Of all the lines in this data, how many include "title"? Respond with the number only.

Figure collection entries

******************************

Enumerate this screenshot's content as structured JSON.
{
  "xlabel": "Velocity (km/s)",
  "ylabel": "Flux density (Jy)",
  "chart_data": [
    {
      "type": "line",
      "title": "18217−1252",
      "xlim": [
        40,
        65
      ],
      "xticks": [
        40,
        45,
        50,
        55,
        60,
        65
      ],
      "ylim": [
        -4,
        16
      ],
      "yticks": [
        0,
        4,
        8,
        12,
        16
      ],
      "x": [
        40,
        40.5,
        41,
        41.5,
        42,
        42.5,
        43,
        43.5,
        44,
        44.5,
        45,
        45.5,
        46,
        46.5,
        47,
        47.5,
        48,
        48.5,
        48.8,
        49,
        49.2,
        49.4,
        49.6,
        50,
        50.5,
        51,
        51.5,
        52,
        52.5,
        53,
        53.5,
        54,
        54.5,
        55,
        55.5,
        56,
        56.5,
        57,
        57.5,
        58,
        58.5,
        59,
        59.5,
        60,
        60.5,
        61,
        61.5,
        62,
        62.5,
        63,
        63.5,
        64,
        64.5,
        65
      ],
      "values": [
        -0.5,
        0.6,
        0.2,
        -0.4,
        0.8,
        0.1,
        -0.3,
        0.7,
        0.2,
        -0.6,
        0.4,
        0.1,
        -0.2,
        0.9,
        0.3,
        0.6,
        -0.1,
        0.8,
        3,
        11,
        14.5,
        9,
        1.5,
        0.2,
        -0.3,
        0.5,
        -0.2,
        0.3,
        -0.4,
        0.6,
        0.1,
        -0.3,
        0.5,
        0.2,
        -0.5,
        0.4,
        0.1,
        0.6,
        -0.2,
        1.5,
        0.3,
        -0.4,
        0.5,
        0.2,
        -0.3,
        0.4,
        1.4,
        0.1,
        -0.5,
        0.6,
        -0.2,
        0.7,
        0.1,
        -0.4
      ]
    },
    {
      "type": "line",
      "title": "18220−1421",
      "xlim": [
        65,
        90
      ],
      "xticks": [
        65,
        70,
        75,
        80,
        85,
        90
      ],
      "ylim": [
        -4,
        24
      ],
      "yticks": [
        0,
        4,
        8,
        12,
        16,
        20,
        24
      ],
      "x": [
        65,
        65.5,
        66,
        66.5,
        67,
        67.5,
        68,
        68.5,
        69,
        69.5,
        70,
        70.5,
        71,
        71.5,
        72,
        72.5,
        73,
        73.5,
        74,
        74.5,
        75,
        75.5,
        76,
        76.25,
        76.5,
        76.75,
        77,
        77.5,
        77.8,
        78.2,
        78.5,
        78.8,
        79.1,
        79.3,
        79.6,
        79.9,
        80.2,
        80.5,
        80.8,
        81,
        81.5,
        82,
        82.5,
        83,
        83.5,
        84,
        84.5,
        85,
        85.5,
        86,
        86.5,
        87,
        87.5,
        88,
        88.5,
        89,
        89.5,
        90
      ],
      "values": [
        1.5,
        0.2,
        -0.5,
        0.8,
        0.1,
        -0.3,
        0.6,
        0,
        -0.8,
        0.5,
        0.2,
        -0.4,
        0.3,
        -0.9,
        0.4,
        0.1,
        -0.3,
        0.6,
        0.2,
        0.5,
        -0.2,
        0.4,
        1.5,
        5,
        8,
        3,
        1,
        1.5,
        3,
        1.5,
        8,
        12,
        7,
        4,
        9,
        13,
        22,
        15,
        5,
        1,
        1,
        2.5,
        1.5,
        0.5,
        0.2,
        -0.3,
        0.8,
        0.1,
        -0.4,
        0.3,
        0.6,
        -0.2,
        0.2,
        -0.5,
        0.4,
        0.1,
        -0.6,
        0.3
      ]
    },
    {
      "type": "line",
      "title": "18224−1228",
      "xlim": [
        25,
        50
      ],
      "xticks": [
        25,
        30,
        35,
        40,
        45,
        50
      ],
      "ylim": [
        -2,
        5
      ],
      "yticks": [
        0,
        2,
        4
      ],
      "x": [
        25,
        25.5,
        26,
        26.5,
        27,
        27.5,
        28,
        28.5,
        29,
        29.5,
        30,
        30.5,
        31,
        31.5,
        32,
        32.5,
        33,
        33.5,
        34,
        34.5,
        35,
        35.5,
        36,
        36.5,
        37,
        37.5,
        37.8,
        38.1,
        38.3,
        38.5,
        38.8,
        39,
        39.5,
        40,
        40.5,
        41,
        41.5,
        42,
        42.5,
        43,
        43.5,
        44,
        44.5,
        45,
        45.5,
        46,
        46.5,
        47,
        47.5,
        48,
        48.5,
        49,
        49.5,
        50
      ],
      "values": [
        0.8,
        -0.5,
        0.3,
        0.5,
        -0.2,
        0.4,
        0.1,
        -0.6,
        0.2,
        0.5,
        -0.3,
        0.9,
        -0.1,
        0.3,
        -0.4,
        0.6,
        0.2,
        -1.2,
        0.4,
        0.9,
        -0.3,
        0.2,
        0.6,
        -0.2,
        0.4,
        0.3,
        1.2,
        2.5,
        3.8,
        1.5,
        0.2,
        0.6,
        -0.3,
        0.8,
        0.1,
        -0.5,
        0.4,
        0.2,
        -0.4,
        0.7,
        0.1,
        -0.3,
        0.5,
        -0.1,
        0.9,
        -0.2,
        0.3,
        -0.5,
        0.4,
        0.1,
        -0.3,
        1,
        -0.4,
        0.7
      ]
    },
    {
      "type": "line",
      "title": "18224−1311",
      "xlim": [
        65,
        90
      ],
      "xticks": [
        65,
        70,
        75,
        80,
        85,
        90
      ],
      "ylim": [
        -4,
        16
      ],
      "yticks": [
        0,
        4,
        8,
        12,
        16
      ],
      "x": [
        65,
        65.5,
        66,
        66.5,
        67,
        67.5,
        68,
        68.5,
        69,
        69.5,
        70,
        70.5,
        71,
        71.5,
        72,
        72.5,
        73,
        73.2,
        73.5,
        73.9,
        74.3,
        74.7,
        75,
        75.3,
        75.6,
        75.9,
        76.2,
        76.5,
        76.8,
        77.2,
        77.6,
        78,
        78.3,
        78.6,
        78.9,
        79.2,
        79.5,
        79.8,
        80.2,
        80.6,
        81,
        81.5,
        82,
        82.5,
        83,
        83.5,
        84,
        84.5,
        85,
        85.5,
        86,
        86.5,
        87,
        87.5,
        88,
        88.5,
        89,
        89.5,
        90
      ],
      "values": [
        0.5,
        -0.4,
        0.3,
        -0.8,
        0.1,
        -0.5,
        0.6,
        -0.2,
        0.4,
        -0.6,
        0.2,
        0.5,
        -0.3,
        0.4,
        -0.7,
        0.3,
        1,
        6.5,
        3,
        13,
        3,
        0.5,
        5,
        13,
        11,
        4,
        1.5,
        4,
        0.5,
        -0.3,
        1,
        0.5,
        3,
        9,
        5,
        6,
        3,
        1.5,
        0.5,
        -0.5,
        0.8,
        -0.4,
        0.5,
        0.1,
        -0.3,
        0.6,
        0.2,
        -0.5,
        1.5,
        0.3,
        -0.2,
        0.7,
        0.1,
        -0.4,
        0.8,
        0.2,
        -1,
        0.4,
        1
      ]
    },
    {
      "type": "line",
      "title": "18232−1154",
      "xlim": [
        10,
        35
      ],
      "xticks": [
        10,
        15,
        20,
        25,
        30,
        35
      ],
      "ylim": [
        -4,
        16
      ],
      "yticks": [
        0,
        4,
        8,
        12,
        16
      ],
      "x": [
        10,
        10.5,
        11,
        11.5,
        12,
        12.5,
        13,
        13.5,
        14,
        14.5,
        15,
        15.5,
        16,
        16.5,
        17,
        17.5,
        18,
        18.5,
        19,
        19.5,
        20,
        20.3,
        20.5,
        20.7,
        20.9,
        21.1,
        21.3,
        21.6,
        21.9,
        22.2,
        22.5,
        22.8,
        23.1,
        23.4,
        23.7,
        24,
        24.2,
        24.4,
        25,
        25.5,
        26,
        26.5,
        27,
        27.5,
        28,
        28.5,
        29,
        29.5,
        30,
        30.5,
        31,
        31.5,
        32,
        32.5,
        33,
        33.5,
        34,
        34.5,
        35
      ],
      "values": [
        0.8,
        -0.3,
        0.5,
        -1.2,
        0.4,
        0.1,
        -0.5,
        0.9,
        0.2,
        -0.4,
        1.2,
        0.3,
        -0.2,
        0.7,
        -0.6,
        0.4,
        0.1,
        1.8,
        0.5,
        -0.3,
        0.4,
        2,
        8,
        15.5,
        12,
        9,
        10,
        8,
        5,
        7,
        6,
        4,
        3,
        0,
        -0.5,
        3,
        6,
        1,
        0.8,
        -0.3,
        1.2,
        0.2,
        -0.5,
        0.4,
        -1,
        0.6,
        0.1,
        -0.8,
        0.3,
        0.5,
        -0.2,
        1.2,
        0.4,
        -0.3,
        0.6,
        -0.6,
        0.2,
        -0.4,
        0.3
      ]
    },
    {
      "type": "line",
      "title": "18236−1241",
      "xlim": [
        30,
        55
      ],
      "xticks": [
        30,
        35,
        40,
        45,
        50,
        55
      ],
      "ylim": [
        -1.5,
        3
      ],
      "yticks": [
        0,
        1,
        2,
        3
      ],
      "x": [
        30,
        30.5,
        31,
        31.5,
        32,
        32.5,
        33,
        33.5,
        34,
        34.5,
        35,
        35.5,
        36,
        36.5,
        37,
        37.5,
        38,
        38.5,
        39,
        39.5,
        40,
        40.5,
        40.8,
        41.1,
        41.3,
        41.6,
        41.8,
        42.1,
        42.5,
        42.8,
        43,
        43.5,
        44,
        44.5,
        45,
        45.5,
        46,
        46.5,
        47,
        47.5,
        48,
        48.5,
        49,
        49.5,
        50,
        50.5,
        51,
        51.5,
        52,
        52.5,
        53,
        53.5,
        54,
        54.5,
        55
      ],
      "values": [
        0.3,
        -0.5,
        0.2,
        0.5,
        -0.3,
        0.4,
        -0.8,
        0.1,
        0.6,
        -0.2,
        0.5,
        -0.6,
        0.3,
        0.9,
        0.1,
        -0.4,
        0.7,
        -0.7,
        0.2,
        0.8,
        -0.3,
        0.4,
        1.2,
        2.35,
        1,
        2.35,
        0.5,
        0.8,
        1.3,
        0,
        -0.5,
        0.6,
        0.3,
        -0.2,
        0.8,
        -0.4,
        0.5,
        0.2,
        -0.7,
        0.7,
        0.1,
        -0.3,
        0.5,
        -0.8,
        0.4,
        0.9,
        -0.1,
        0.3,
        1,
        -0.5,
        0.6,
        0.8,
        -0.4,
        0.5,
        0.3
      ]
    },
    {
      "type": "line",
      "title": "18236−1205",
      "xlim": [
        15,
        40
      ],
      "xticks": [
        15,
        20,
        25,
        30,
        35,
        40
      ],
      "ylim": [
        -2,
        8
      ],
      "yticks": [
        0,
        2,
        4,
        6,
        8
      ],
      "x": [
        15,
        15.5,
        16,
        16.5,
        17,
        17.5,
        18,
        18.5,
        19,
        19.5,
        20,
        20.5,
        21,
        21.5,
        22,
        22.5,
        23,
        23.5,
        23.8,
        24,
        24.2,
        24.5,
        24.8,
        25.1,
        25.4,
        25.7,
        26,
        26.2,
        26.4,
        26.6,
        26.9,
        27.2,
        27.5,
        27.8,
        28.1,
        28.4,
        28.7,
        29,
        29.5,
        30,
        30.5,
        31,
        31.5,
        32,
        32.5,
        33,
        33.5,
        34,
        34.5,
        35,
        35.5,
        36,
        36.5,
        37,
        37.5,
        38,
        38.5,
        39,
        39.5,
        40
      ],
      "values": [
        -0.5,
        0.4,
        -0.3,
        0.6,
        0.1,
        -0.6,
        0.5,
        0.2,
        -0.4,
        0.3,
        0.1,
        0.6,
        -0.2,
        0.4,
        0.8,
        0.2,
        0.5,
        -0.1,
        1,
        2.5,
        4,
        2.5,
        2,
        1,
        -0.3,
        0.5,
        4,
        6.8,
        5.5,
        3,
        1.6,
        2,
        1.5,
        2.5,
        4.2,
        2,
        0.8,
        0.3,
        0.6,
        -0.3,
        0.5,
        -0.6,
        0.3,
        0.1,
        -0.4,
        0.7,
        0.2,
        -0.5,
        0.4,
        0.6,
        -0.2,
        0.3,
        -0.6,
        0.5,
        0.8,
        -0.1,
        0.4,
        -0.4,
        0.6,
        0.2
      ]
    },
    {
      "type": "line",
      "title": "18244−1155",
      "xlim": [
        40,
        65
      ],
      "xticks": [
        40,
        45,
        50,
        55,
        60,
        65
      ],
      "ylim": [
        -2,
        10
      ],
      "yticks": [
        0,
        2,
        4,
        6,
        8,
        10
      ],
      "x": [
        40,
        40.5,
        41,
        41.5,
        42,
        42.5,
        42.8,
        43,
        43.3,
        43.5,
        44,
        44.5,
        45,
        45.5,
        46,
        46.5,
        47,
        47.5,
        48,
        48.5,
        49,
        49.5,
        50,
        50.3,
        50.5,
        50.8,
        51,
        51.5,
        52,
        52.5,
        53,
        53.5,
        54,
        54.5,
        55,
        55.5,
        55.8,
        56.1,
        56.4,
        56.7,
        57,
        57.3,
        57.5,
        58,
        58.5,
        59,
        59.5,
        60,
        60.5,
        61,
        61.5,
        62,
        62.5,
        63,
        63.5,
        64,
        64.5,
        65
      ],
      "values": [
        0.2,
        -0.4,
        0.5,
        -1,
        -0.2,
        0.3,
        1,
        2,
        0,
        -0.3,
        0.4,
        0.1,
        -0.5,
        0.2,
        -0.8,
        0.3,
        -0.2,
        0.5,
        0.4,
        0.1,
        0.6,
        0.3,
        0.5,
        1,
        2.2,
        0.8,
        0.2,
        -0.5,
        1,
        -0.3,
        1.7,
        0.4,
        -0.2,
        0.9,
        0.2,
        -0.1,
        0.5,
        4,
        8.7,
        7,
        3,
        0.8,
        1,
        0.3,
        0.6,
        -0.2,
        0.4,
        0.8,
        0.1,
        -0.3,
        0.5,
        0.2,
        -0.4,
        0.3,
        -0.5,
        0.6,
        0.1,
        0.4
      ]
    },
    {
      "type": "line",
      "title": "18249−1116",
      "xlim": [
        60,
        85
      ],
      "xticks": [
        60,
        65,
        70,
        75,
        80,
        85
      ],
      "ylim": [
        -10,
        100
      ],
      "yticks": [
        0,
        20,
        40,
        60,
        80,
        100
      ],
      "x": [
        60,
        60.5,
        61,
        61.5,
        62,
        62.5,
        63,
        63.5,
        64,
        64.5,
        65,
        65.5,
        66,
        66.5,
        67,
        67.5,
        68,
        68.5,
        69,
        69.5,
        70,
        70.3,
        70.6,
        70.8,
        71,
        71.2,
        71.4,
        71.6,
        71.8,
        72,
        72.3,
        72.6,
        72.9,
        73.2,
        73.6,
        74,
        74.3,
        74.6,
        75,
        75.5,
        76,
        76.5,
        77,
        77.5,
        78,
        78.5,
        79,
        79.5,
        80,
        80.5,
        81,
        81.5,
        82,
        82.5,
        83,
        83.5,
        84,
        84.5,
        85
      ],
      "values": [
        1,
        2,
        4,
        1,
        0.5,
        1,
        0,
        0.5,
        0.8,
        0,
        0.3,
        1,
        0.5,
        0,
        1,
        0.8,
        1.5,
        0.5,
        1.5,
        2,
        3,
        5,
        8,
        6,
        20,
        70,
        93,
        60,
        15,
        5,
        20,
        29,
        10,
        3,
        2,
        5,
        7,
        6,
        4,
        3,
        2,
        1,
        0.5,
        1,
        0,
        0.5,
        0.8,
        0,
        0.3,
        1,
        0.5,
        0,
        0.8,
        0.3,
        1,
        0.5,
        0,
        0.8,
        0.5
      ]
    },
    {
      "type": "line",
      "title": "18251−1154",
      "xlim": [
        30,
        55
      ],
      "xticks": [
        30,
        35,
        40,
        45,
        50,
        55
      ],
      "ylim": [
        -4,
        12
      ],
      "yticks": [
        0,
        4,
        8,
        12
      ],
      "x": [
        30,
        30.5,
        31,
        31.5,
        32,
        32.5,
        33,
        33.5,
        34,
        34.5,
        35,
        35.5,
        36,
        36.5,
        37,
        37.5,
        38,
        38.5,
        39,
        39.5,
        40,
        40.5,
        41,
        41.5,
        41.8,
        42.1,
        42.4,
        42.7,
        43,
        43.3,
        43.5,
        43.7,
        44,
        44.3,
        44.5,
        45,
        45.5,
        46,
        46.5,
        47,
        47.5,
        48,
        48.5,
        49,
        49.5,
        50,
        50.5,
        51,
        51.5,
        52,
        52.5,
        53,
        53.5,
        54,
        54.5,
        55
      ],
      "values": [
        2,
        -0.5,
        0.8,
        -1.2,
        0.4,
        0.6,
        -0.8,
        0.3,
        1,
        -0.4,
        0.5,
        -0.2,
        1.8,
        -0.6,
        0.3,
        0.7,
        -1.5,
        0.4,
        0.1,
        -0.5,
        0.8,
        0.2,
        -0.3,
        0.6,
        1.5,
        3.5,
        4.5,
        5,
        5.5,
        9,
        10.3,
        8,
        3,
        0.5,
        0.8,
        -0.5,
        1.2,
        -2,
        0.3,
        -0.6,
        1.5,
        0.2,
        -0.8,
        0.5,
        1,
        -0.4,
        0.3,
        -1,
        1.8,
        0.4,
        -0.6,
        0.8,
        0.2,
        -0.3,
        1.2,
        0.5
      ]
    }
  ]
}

******************************

## Solution to this exercise
10